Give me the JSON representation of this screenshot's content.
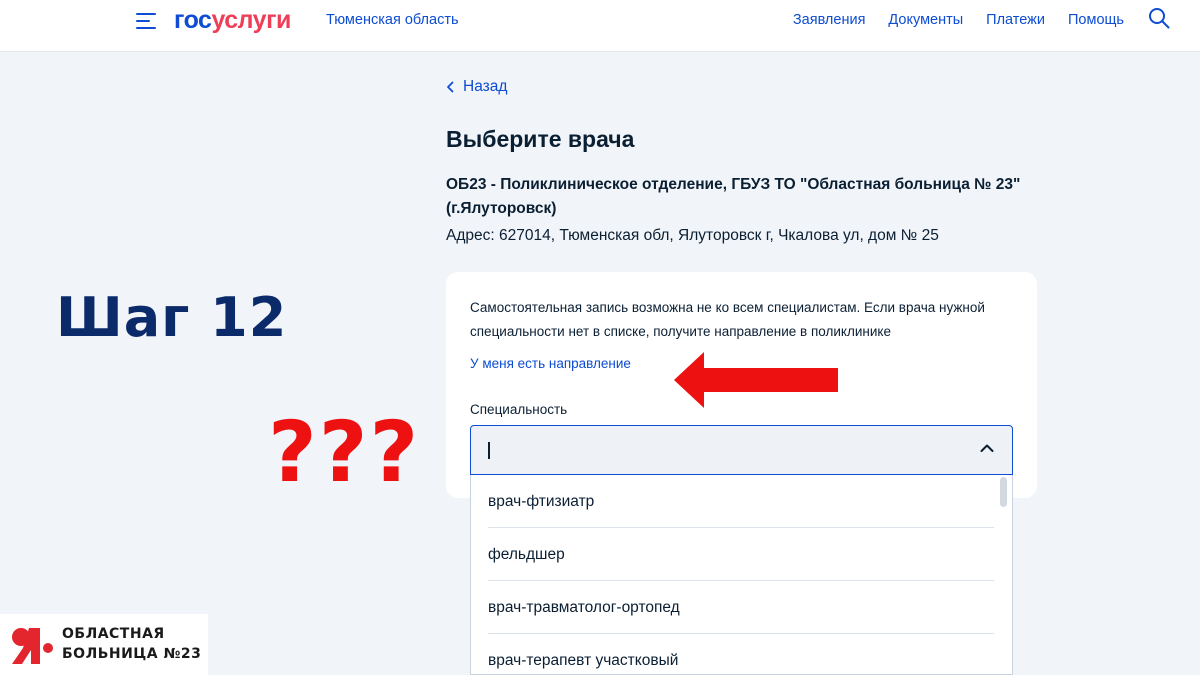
{
  "header": {
    "logo_part1": "гос",
    "logo_part2": "услуги",
    "region": "Тюменская область",
    "nav": [
      "Заявления",
      "Документы",
      "Платежи",
      "Помощь"
    ],
    "icons": [
      "menu-icon",
      "search-icon"
    ]
  },
  "main": {
    "back_label": "Назад",
    "title": "Выберите врача",
    "org_name": "ОБ23 - Поликлиническое отделение, ГБУЗ ТО \"Областная больница № 23\" (г.Ялуторовск)",
    "address": "Адрес: 627014, Тюменская обл, Ялуторовск г, Чкалова ул, дом № 25",
    "info": "Самостоятельная запись возможна не ко всем специалистам. Если врача нужной специальности нет в списке, получите направление в поликлинике",
    "referral_link": "У меня есть направление",
    "specialty_label": "Специальность",
    "specialty_value": "",
    "options": [
      "врач-фтизиатр",
      "фельдшер",
      "врач-травматолог-ортопед",
      "врач-терапевт участковый"
    ]
  },
  "overlay": {
    "step": "Шаг 12",
    "question": "???",
    "arrow_color": "#ee1111"
  },
  "badge": {
    "line1": "ОБЛАСТНАЯ",
    "line2": "БОЛЬНИЦА №23"
  },
  "colors": {
    "accent": "#0d4cd3",
    "brand_red": "#ee3f58",
    "text": "#0b1f33",
    "background": "#f1f4f8"
  }
}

--

◆ **TASK REQUIREMENTS**
Count the lines that hold the string "врача" and state that number alone.

◆ **FULL OUTPUT**
2